Task objective |
Wherever a line holds the string "joasă", copy that line.

The data |
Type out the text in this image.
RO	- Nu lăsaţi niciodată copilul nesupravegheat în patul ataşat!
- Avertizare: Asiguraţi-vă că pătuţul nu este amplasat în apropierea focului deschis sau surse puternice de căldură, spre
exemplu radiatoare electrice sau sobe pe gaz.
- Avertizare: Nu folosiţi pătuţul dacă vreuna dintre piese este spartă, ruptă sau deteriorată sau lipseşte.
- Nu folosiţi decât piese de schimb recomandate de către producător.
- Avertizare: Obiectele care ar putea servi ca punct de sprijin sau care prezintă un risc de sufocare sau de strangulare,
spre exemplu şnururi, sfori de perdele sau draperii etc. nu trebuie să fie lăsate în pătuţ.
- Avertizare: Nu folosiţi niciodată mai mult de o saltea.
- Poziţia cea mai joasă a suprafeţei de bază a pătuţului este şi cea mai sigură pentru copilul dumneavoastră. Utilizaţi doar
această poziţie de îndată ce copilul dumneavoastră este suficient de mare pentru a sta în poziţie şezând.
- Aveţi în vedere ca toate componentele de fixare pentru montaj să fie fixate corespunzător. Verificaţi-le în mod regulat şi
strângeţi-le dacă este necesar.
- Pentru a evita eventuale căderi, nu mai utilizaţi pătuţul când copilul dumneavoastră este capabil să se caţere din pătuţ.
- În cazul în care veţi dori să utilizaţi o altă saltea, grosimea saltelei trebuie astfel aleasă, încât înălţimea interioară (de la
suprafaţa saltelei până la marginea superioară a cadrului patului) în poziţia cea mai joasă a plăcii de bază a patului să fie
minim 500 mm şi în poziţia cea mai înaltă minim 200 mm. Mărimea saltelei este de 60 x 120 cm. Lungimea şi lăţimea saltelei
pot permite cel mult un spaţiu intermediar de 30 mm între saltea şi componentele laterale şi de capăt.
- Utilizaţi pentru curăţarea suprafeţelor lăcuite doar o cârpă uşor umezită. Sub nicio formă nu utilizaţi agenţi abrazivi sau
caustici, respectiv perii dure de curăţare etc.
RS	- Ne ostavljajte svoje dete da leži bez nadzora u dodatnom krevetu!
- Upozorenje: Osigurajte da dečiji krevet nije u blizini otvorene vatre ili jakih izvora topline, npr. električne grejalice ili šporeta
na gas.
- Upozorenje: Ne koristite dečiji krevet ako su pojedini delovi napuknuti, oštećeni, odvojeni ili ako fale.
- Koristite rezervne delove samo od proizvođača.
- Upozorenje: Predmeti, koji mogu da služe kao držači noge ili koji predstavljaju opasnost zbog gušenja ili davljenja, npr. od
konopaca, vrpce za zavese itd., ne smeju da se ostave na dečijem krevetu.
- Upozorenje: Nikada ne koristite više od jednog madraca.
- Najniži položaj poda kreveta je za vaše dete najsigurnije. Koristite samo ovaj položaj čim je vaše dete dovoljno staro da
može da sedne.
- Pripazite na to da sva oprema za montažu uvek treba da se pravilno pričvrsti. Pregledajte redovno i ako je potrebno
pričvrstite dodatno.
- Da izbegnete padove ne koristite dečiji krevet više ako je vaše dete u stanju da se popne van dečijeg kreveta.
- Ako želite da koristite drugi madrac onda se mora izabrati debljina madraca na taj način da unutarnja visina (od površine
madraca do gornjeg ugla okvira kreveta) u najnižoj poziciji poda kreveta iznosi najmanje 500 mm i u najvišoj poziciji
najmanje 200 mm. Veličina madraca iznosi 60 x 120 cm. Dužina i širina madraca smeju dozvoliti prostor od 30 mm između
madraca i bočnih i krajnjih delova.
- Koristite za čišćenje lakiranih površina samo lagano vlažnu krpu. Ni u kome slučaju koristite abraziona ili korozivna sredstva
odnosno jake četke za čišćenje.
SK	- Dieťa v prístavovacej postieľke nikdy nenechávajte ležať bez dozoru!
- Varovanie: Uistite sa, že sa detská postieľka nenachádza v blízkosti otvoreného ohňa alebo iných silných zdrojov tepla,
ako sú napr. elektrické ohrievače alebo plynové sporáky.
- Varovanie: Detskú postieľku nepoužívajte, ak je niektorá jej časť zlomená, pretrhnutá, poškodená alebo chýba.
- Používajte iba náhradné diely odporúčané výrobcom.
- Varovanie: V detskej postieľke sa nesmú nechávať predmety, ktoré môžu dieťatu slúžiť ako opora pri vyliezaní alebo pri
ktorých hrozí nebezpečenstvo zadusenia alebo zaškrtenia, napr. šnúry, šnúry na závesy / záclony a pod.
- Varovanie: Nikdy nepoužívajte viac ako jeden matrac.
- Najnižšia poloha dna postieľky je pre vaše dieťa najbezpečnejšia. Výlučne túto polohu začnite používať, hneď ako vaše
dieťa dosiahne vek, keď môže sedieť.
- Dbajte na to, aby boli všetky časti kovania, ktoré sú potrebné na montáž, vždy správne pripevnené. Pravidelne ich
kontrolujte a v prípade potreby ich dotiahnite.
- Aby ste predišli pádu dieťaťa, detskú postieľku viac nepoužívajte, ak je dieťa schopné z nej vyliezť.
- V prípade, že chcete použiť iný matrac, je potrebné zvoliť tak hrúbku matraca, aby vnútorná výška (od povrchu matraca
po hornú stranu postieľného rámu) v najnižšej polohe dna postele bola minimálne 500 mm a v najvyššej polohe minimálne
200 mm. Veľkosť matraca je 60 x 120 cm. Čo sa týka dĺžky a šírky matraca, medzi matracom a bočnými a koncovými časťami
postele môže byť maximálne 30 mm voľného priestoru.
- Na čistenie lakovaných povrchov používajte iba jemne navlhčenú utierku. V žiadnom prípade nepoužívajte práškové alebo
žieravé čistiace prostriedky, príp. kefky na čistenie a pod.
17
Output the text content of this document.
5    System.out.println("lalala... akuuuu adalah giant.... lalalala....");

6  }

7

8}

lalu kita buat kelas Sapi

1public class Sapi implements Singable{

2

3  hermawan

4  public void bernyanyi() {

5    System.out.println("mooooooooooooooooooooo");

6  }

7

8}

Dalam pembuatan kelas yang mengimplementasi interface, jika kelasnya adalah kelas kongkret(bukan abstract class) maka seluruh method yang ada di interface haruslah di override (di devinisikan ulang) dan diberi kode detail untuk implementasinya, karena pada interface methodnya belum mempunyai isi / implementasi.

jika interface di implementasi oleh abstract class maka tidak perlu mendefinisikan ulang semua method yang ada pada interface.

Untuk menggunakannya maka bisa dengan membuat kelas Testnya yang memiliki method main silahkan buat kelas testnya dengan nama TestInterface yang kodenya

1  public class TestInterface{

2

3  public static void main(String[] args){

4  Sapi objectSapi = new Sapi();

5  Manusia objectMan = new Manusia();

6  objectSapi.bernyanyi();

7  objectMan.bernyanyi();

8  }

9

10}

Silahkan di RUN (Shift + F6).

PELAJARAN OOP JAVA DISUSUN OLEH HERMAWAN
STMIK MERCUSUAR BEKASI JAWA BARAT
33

Written reply |
- Poziţia cea mai joasă a suprafeţei de bază a pătuţului este şi cea mai sigură pentru copilul dumneavoastră. Utilizaţi doar
suprafaţa saltelei până la marginea superioară a cadrului patului) în poziţia cea mai joasă a plăcii de bază a patului să fie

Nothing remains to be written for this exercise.